Please transcribe the data below exactly. Leave the pictures out.

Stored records
>>>
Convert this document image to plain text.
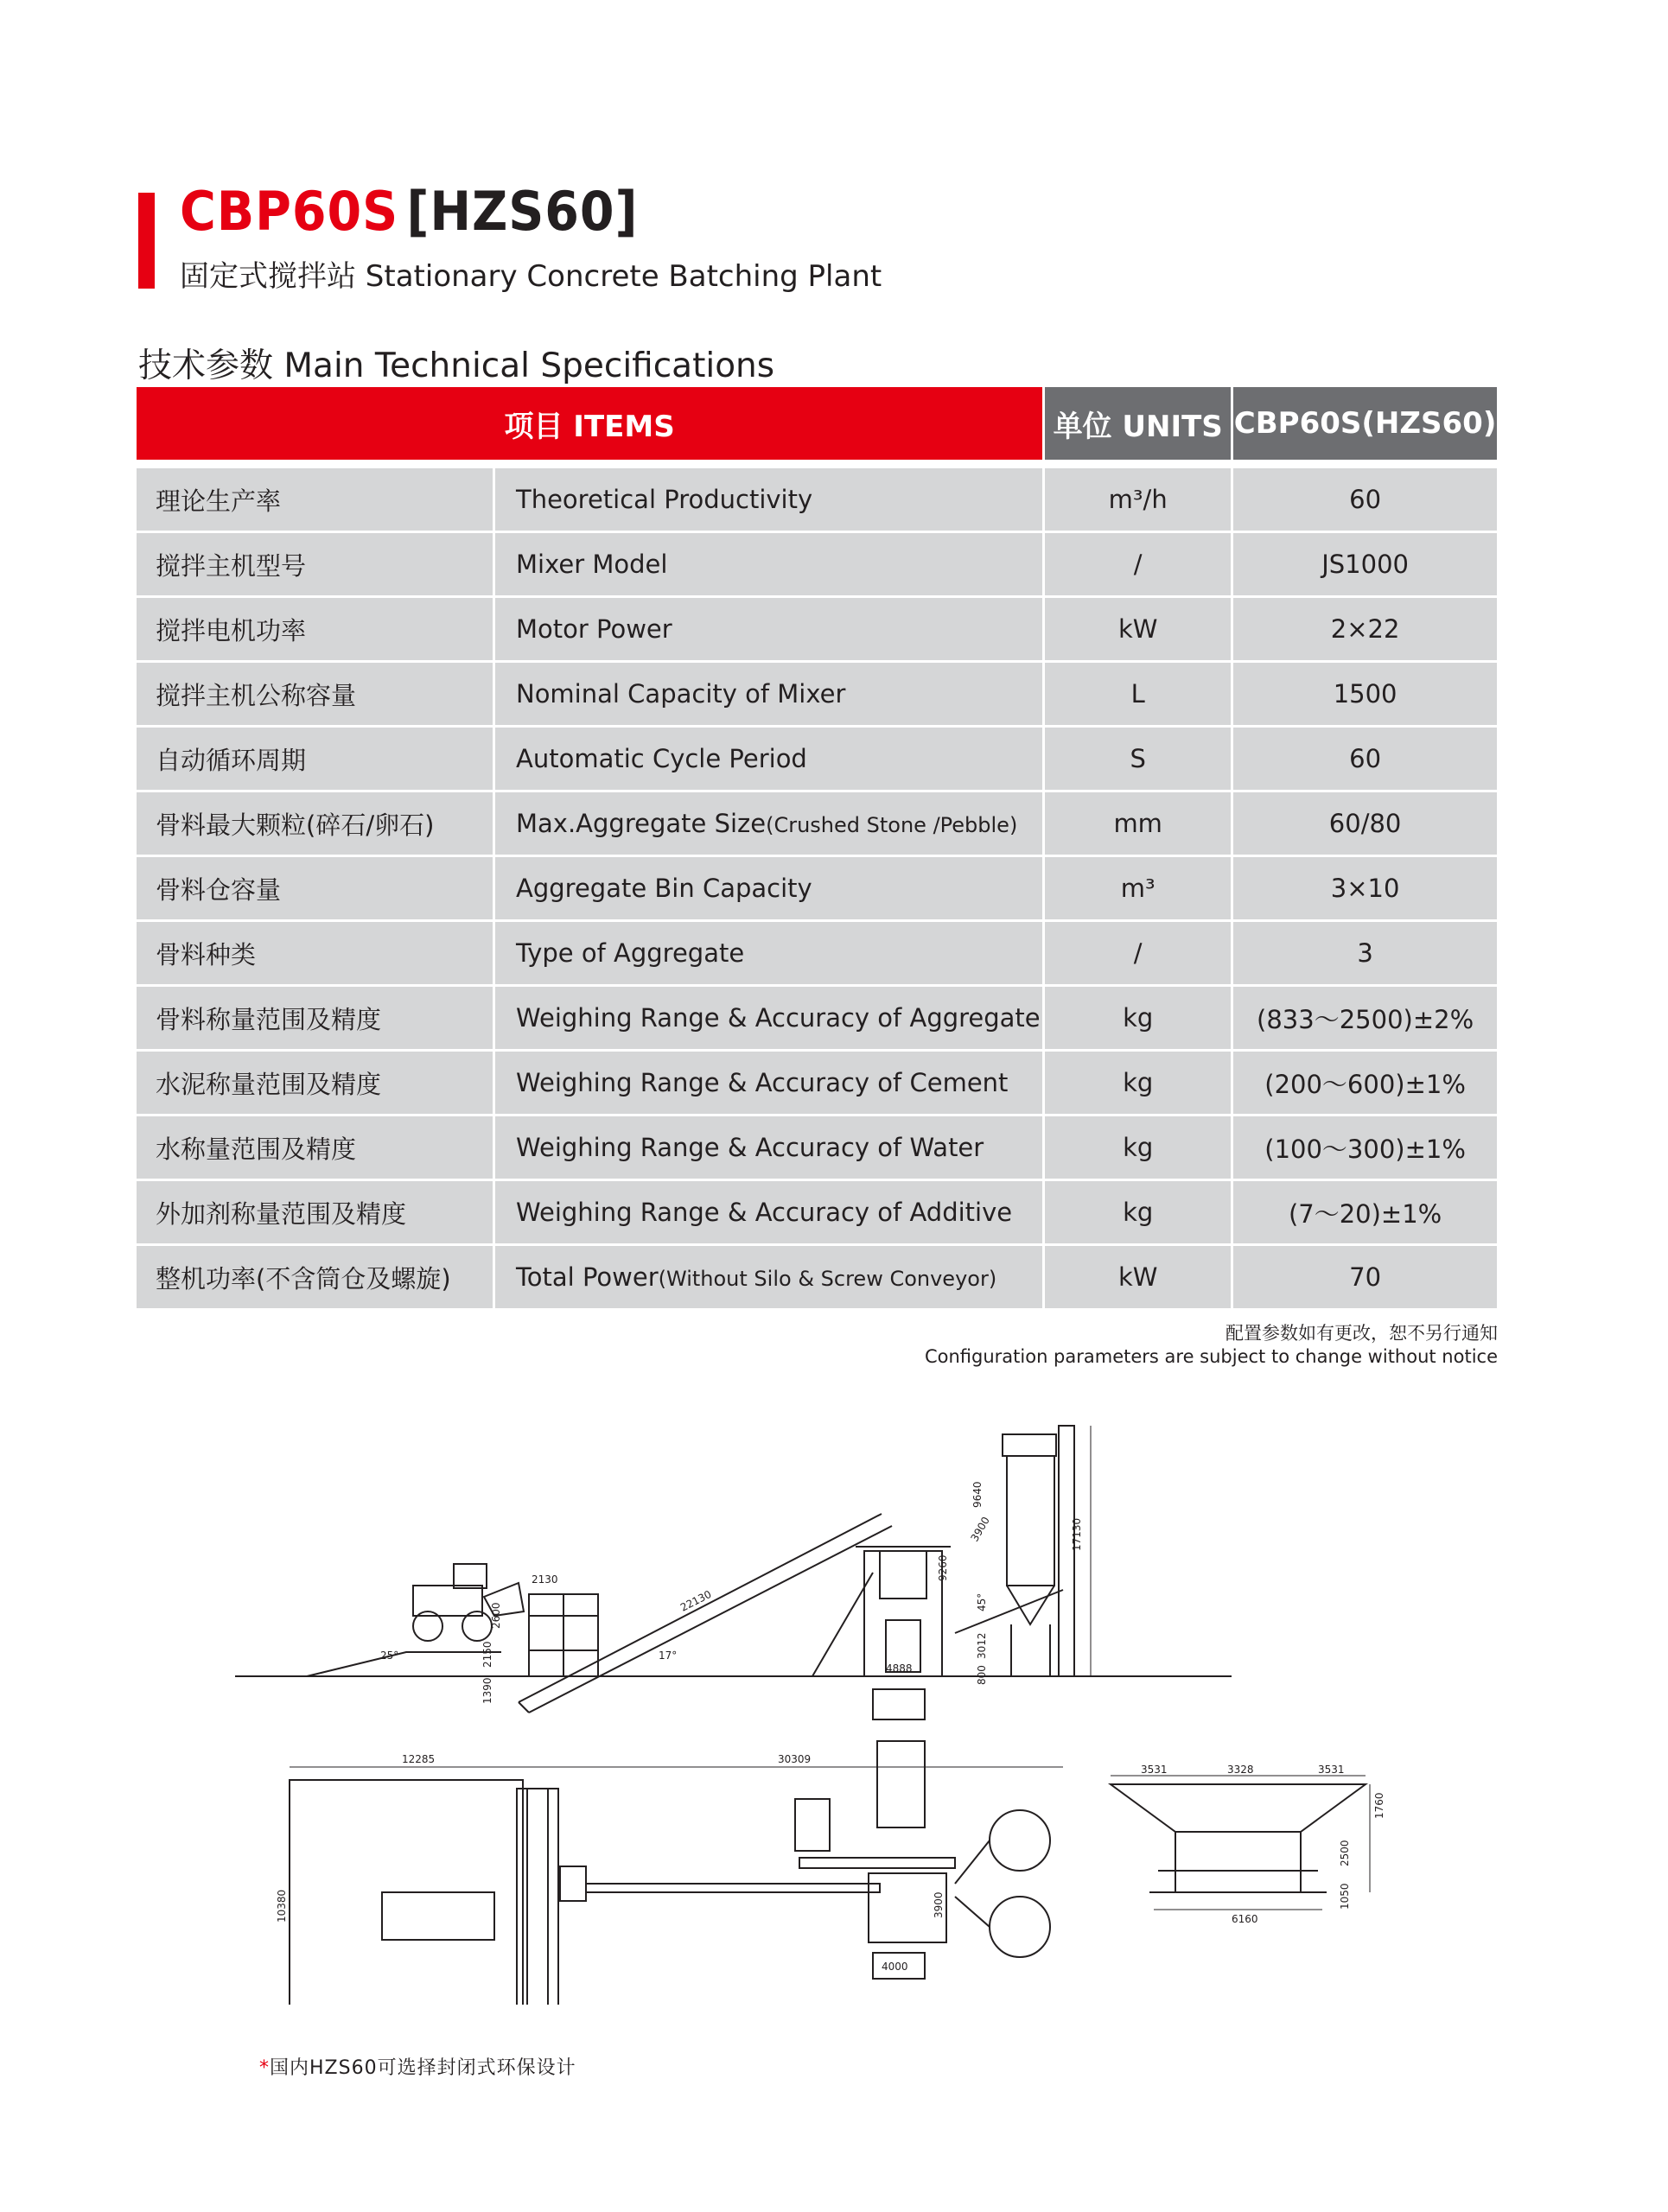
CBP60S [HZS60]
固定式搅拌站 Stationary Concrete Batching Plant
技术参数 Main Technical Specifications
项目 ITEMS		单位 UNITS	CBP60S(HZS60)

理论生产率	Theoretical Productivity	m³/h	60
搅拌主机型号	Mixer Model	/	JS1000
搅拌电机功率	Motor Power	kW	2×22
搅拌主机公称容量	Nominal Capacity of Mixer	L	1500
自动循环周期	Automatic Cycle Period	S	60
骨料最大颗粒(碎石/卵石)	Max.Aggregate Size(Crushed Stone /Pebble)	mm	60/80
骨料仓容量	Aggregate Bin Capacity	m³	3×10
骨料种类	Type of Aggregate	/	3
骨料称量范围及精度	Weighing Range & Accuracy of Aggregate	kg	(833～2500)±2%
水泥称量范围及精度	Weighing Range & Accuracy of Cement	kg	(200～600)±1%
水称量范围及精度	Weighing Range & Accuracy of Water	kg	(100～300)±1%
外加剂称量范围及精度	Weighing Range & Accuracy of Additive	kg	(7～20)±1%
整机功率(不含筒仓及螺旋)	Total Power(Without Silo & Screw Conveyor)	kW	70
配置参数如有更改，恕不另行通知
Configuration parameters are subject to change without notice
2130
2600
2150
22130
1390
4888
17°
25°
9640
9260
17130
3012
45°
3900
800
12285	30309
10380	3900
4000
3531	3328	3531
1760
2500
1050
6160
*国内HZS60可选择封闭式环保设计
<<<
• IN RESPONSE:
Convert this document image to plain text.
CBP60S [HZS60]
固定式搅拌站 Stationary Concrete Batching Plant
技术参数 Main Technical Specifications
项目 ITEMS		单位 UNITS	CBP60S(HZS60)

理论生产率	Theoretical Productivity	m³/h	60
搅拌主机型号	Mixer Model	/	JS1000
搅拌电机功率	Motor Power	kW	2×22
搅拌主机公称容量	Nominal Capacity of Mixer	L	1500
自动循环周期	Automatic Cycle Period	S	60
骨料最大颗粒(碎石/卵石)	Max.Aggregate Size(Crushed Stone /Pebble)	mm	60/80
骨料仓容量	Aggregate Bin Capacity	m³	3×10
骨料种类	Type of Aggregate	/	3
骨料称量范围及精度	Weighing Range & Accuracy of Aggregate	kg	(833～2500)±2%
水泥称量范围及精度	Weighing Range & Accuracy of Cement	kg	(200～600)±1%
水称量范围及精度	Weighing Range & Accuracy of Water	kg	(100～300)±1%
外加剂称量范围及精度	Weighing Range & Accuracy of Additive	kg	(7～20)±1%
整机功率(不含筒仓及螺旋)	Total Power(Without Silo & Screw Conveyor)	kW	70
配置参数如有更改，恕不另行通知
Configuration parameters are subject to change without notice
2130
2600
2150
22130
1390
4888
17°
25°
9640
9260
17130
3012
45°
3900
800
12285	30309
10380	3900
4000
3531	3328	3531
1760
2500
1050
6160
*国内HZS60可选择封闭式环保设计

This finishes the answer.